— BEGIN ENTRIES —

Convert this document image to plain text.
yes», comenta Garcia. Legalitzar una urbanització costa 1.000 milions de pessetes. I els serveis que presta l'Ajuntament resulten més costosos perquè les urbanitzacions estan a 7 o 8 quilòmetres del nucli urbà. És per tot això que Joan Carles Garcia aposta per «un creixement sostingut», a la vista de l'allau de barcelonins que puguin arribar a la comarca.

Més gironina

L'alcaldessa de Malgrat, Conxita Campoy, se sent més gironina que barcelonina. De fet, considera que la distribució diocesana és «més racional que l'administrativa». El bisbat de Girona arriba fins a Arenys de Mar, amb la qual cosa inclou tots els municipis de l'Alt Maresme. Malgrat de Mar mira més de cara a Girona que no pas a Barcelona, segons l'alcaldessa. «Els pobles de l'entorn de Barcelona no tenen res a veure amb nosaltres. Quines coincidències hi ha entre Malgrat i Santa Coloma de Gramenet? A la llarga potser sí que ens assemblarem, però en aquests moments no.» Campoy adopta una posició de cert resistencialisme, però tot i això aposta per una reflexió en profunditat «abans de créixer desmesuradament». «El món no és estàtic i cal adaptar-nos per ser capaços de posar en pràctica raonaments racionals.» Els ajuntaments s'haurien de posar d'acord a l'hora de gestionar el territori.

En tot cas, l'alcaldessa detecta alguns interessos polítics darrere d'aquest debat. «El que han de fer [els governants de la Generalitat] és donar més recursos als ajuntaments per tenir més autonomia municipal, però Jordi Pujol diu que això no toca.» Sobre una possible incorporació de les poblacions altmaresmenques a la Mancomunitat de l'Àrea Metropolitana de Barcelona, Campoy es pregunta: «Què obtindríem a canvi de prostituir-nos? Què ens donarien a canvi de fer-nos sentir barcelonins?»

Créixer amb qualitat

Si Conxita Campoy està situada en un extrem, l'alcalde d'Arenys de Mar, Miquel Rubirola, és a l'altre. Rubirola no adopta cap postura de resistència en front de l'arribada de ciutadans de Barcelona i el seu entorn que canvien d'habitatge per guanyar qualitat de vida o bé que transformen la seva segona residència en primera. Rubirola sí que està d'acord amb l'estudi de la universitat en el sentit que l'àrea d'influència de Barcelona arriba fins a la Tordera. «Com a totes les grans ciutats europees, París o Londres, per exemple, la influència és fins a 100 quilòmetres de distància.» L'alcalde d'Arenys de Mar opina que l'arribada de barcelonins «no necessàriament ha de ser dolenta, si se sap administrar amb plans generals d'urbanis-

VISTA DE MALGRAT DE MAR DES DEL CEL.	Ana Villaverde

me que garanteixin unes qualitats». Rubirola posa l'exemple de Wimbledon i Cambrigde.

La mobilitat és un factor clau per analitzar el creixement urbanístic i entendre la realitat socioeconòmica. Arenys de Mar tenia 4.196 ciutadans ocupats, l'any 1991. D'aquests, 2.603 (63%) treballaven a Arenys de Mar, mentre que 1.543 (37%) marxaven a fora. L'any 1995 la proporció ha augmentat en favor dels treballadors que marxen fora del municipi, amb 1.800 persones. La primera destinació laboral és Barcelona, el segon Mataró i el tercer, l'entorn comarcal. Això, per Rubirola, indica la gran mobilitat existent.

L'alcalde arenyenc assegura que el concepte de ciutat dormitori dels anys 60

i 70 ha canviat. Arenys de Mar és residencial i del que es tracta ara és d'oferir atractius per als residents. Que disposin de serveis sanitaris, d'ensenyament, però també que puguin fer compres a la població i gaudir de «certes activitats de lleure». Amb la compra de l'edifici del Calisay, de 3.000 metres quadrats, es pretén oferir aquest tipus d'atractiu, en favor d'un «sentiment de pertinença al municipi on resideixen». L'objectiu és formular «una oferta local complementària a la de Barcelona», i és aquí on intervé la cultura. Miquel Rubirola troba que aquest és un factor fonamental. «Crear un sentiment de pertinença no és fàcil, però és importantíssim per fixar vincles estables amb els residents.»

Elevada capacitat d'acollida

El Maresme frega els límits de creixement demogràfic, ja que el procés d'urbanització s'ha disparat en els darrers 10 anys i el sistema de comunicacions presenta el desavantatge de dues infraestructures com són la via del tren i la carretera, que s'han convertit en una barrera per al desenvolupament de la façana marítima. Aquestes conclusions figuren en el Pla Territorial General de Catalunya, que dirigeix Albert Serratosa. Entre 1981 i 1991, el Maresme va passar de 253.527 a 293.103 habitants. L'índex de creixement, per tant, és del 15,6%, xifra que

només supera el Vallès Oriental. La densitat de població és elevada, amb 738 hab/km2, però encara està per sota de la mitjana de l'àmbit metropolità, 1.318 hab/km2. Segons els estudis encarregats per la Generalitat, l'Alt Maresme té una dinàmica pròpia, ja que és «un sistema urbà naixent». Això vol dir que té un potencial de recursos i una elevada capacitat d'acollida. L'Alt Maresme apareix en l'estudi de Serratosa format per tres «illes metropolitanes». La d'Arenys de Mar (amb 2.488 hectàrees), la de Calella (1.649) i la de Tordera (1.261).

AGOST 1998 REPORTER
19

— END ENTRIES —
— BEGIN ENTRIES —

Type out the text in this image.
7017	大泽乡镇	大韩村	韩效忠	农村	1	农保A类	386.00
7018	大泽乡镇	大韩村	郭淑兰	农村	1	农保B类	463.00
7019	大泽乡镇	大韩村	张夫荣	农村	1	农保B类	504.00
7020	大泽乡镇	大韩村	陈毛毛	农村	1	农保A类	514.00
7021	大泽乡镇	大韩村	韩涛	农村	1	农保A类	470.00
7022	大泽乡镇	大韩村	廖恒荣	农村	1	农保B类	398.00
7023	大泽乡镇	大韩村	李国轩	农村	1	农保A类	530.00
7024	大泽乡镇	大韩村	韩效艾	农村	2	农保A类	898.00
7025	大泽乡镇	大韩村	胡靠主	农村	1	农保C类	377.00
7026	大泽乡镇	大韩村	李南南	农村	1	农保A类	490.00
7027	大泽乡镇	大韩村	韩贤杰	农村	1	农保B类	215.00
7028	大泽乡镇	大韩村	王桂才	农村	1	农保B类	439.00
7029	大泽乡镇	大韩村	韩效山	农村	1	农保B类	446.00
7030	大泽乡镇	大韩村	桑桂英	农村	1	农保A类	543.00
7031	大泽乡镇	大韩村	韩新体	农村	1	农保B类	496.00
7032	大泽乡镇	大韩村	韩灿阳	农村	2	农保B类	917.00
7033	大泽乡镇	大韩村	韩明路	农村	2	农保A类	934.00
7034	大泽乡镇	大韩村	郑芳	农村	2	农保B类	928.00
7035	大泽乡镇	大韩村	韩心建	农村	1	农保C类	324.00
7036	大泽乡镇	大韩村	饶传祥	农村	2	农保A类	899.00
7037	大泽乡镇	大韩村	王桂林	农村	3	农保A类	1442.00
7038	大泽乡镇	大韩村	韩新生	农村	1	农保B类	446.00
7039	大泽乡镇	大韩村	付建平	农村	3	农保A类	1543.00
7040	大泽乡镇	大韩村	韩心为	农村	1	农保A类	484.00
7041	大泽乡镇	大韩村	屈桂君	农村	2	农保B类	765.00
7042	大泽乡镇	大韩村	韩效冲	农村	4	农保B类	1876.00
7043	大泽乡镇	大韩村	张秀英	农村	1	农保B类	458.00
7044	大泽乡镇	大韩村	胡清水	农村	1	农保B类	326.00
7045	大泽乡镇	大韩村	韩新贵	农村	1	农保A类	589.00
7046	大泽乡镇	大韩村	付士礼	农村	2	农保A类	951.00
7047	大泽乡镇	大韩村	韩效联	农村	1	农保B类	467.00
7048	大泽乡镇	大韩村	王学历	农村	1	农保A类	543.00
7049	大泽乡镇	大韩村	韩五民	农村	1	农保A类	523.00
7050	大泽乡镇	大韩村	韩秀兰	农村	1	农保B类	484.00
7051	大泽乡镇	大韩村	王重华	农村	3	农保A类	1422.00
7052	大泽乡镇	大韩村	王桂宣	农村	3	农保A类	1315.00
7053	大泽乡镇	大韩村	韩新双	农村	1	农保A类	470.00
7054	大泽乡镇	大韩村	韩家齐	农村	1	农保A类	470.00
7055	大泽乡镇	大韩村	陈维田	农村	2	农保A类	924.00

— END ENTRIES —

> _GIVEN EXERCISE_: Collect the lines that hold "农保C类".

> _EXERCISE RESULT_:
7025	大泽乡镇	大韩村	胡靠主	农村	1	农保C类	377.00
7035	大泽乡镇	大韩村	韩心建	农村	1	农保C类	324.00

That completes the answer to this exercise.